Records from a dataset
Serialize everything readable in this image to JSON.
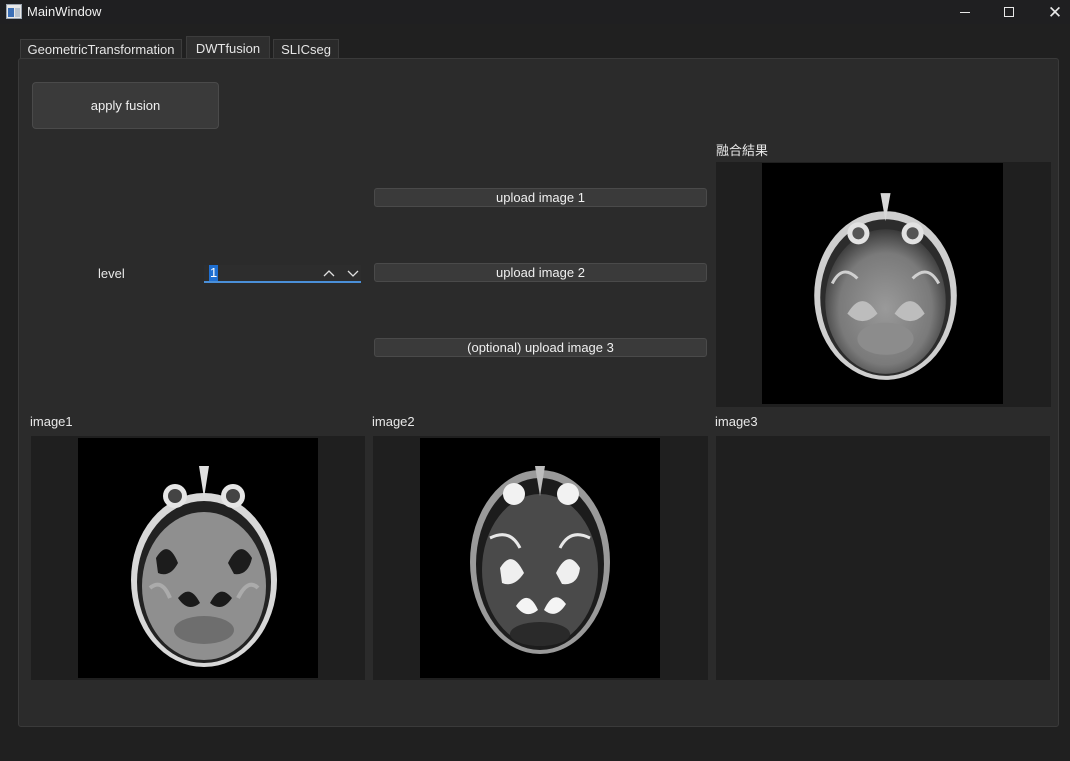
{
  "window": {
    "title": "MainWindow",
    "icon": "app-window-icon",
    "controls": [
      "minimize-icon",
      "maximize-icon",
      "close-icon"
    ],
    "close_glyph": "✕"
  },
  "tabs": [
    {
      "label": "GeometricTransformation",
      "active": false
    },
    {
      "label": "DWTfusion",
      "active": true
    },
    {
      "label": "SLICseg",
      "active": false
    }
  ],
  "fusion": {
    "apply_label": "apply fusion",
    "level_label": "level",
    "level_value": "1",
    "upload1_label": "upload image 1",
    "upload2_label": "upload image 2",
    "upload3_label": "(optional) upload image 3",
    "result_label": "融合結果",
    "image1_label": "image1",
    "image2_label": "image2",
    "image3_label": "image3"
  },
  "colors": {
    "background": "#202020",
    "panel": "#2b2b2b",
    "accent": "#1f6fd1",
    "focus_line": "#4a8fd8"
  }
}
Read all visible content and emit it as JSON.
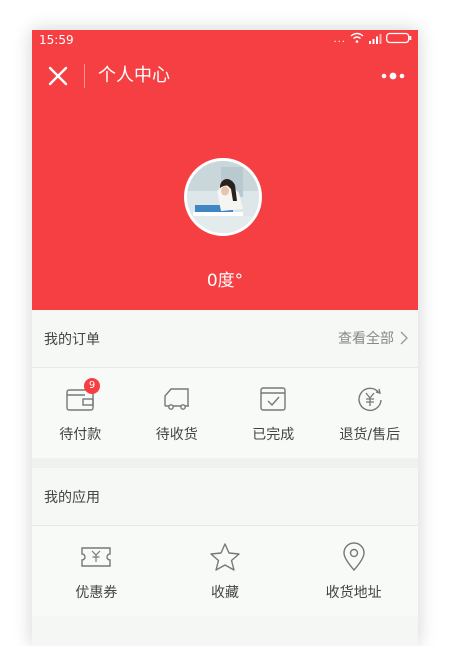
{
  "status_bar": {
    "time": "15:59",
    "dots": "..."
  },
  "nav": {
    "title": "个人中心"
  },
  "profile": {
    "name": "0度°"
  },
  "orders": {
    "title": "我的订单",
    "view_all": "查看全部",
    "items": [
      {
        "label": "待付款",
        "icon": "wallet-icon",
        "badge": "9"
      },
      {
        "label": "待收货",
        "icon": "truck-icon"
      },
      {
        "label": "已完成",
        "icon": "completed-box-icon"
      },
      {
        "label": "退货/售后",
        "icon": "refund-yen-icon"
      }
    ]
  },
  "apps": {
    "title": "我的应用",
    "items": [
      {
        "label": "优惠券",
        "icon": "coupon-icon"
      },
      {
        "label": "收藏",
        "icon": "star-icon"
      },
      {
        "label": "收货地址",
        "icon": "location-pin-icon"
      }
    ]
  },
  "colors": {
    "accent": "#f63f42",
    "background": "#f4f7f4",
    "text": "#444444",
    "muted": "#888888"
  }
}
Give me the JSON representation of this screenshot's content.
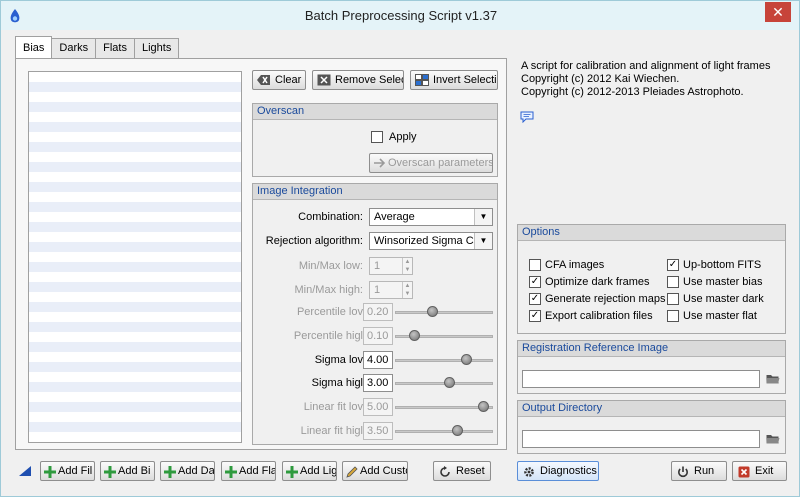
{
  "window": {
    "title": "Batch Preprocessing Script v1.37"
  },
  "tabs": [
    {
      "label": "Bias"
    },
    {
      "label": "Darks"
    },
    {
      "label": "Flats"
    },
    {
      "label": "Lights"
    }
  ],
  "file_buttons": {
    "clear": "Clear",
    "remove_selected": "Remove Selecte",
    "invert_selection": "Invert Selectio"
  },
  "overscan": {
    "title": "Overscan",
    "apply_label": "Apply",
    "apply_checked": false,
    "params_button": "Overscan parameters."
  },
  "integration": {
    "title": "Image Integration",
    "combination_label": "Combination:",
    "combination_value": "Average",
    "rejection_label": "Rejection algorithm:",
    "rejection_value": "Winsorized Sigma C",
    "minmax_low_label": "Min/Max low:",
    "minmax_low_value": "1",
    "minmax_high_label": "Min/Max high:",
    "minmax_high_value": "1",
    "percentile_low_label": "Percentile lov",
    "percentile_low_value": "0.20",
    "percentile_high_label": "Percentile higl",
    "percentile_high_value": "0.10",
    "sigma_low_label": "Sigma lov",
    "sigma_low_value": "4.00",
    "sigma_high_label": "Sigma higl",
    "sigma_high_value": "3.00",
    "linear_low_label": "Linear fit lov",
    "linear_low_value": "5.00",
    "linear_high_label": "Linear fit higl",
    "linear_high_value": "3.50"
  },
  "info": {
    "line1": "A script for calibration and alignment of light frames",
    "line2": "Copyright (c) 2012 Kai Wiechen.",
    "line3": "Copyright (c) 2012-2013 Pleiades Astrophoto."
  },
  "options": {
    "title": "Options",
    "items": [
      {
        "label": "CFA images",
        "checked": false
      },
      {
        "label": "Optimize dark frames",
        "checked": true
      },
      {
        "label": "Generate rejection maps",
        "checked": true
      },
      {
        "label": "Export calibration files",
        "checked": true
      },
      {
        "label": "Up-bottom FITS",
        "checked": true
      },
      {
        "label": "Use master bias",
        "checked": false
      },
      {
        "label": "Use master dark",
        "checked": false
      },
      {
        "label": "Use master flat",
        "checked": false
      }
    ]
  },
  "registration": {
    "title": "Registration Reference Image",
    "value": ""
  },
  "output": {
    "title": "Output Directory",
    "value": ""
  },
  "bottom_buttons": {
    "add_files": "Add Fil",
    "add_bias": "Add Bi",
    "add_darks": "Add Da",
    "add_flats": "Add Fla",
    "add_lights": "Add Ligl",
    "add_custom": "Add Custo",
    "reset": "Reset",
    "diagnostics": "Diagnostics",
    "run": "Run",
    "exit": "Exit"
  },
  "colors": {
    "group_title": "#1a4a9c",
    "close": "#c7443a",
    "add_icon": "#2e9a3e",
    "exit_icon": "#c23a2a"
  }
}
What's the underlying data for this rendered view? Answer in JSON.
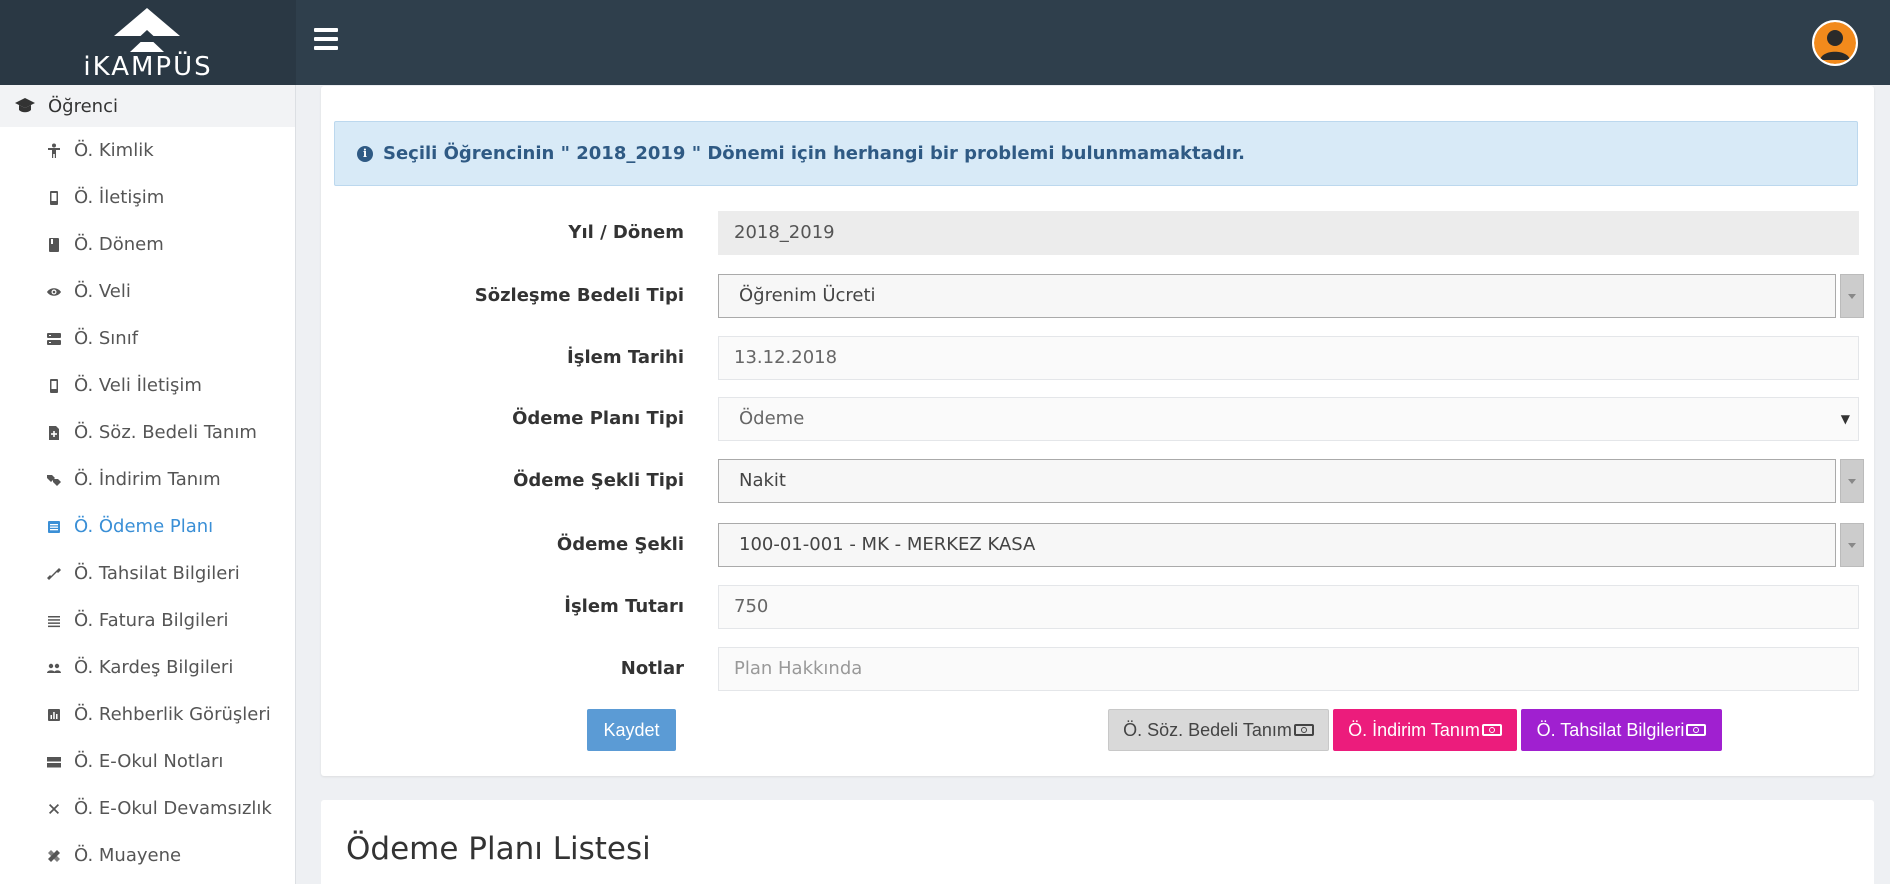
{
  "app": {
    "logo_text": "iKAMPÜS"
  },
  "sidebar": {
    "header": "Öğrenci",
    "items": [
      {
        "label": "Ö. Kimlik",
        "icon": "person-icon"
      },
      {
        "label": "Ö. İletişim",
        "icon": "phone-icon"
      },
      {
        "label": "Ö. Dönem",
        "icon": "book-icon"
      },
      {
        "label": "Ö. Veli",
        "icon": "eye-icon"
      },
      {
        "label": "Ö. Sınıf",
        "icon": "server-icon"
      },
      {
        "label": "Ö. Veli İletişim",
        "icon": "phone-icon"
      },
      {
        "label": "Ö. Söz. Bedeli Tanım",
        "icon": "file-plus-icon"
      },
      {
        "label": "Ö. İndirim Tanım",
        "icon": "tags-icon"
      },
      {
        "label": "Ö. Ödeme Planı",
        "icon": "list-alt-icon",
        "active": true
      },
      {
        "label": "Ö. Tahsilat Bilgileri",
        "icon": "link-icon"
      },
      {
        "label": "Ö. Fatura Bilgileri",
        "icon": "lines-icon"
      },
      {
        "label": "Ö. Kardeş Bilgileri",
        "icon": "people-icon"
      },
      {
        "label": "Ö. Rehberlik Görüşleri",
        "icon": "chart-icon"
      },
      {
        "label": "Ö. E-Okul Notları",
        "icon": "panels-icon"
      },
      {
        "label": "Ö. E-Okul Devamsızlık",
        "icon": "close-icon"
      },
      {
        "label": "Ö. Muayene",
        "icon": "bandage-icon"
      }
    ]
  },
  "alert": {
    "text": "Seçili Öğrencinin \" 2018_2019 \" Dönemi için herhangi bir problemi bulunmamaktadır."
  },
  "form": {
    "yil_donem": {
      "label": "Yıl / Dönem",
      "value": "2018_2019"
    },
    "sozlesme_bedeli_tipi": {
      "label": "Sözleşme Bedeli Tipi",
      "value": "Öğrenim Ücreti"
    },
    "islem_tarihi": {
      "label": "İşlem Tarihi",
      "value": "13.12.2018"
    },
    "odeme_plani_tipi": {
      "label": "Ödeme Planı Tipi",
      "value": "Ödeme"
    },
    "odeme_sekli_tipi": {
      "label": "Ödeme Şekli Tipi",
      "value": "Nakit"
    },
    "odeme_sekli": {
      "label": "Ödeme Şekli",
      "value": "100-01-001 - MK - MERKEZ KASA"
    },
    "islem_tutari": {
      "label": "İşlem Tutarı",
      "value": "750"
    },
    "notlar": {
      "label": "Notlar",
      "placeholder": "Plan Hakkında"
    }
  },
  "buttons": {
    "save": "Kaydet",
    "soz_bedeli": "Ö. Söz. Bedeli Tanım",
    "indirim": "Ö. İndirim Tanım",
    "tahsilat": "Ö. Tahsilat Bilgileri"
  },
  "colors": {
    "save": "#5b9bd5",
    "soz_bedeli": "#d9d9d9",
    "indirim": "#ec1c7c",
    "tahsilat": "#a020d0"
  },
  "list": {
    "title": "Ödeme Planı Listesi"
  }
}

• **WHAT YOU NEED TO DO**
Identify each line of the material where the word "background" shows up, and copy it.

• **EXERCISE RESULT**
    "background": "#202020",
    "background": "#f4f7f4",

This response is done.